• Information supplied:
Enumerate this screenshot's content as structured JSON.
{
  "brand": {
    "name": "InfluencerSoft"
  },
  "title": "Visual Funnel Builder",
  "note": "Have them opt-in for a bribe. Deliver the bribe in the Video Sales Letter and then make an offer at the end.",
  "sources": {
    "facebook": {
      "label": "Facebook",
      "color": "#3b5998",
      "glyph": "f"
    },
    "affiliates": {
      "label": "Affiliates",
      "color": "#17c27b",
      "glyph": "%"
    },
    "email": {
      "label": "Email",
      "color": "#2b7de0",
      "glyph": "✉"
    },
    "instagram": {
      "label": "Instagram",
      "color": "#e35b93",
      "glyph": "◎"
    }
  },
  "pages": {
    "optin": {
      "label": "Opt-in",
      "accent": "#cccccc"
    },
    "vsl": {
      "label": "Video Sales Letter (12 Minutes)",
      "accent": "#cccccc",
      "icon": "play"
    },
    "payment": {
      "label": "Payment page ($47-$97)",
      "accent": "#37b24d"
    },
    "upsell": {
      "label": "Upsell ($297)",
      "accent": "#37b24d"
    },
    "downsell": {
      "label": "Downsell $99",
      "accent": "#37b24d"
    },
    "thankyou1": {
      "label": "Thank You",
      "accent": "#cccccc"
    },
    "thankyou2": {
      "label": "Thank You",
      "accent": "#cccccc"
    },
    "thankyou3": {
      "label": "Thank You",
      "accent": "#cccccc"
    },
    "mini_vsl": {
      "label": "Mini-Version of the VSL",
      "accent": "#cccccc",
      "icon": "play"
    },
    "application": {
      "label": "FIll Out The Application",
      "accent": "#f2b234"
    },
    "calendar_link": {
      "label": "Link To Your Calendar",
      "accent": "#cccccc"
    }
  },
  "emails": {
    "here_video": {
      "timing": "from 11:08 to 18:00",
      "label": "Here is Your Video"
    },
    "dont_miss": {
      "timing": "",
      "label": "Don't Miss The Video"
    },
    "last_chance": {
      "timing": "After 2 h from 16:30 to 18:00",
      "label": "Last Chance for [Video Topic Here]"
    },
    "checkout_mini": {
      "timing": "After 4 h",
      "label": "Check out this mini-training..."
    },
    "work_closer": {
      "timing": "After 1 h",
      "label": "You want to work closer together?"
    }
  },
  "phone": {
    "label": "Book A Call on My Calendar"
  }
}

• Short exercise:
Quote every line of the data, word for word.

• In response:
Enumerate this screenshot's content as structured JSON.
{
  "brand": {
    "name": "InfluencerSoft"
  },
  "title": "Visual Funnel Builder",
  "note": "Have them opt-in for a bribe. Deliver the bribe in the Video Sales Letter and then make an offer at the end.",
  "sources": {
    "facebook": {
      "label": "Facebook",
      "color": "#3b5998",
      "glyph": "f"
    },
    "affiliates": {
      "label": "Affiliates",
      "color": "#17c27b",
      "glyph": "%"
    },
    "email": {
      "label": "Email",
      "color": "#2b7de0",
      "glyph": "✉"
    },
    "instagram": {
      "label": "Instagram",
      "color": "#e35b93",
      "glyph": "◎"
    }
  },
  "pages": {
    "optin": {
      "label": "Opt-in",
      "accent": "#cccccc"
    },
    "vsl": {
      "label": "Video Sales Letter (12 Minutes)",
      "accent": "#cccccc",
      "icon": "play"
    },
    "payment": {
      "label": "Payment page ($47-$97)",
      "accent": "#37b24d"
    },
    "upsell": {
      "label": "Upsell ($297)",
      "accent": "#37b24d"
    },
    "downsell": {
      "label": "Downsell $99",
      "accent": "#37b24d"
    },
    "thankyou1": {
      "label": "Thank You",
      "accent": "#cccccc"
    },
    "thankyou2": {
      "label": "Thank You",
      "accent": "#cccccc"
    },
    "thankyou3": {
      "label": "Thank You",
      "accent": "#cccccc"
    },
    "mini_vsl": {
      "label": "Mini-Version of the VSL",
      "accent": "#cccccc",
      "icon": "play"
    },
    "application": {
      "label": "FIll Out The Application",
      "accent": "#f2b234"
    },
    "calendar_link": {
      "label": "Link To Your Calendar",
      "accent": "#cccccc"
    }
  },
  "emails": {
    "here_video": {
      "timing": "from 11:08 to 18:00",
      "label": "Here is Your Video"
    },
    "dont_miss": {
      "timing": "",
      "label": "Don't Miss The Video"
    },
    "last_chance": {
      "timing": "After 2 h from 16:30 to 18:00",
      "label": "Last Chance for [Video Topic Here]"
    },
    "checkout_mini": {
      "timing": "After 4 h",
      "label": "Check out this mini-training..."
    },
    "work_closer": {
      "timing": "After 1 h",
      "label": "You want to work closer together?"
    }
  },
  "phone": {
    "label": "Book A Call on My Calendar"
  }
}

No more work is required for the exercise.